Objective:
Look below for the line with "OCR this image.", and from there restate every line word for word until the entries end.

** Begin **

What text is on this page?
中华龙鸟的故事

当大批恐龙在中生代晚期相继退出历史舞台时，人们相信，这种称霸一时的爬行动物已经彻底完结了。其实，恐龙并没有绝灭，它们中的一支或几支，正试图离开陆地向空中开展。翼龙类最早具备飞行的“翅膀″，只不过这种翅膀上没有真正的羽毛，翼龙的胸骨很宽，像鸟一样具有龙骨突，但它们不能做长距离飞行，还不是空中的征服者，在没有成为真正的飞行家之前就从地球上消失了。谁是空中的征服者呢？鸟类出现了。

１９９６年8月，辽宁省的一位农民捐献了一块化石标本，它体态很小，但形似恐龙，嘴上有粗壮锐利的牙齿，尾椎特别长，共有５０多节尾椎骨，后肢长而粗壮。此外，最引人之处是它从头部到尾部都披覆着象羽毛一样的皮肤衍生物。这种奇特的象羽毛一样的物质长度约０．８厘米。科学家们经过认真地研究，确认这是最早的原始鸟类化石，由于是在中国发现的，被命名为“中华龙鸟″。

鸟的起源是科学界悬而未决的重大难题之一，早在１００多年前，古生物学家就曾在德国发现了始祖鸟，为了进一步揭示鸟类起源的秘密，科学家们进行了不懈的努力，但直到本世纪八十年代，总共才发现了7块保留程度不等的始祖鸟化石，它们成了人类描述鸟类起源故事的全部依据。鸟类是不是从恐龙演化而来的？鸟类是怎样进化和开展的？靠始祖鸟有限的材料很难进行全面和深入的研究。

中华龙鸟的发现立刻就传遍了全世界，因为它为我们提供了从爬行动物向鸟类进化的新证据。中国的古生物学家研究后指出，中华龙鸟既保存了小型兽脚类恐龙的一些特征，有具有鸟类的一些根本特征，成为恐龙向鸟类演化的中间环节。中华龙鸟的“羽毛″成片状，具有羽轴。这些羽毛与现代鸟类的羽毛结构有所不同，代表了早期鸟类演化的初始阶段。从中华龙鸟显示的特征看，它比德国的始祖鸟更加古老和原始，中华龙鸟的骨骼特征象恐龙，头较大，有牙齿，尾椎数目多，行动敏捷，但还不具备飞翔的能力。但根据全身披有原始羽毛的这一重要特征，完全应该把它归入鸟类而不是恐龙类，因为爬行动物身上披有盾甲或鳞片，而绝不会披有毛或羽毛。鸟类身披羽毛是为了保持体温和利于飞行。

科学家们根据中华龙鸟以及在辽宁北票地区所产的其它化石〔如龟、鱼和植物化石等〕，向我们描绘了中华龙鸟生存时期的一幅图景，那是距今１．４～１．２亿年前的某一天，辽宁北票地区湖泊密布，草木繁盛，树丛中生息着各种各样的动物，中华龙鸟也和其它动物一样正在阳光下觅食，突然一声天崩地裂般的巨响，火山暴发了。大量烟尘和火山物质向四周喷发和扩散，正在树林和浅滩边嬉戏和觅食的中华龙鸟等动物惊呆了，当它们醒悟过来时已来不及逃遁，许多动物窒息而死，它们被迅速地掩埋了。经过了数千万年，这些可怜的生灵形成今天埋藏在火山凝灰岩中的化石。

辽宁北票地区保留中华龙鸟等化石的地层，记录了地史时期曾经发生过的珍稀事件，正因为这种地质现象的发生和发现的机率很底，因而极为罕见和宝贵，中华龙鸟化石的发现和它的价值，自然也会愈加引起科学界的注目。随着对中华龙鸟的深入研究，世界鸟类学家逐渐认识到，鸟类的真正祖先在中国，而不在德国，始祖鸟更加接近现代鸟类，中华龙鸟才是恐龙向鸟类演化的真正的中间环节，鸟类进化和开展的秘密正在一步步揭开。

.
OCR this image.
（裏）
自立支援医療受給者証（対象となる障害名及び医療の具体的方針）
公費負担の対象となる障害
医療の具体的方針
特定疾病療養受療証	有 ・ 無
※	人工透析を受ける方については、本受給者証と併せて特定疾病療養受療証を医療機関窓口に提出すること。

** End **

Output of the exercise:
OCR this image.
（裏）
自立支援医療受給者証（対象となる障害名及び医療の具体的方針）
公費負担の対象となる障害
医療の具体的方針
特定疾病療養受療証	有 ・ 無
※	人工透析を受ける方については、本受給者証と併せて特定疾病療養受療証を医療機関窓口に提出すること。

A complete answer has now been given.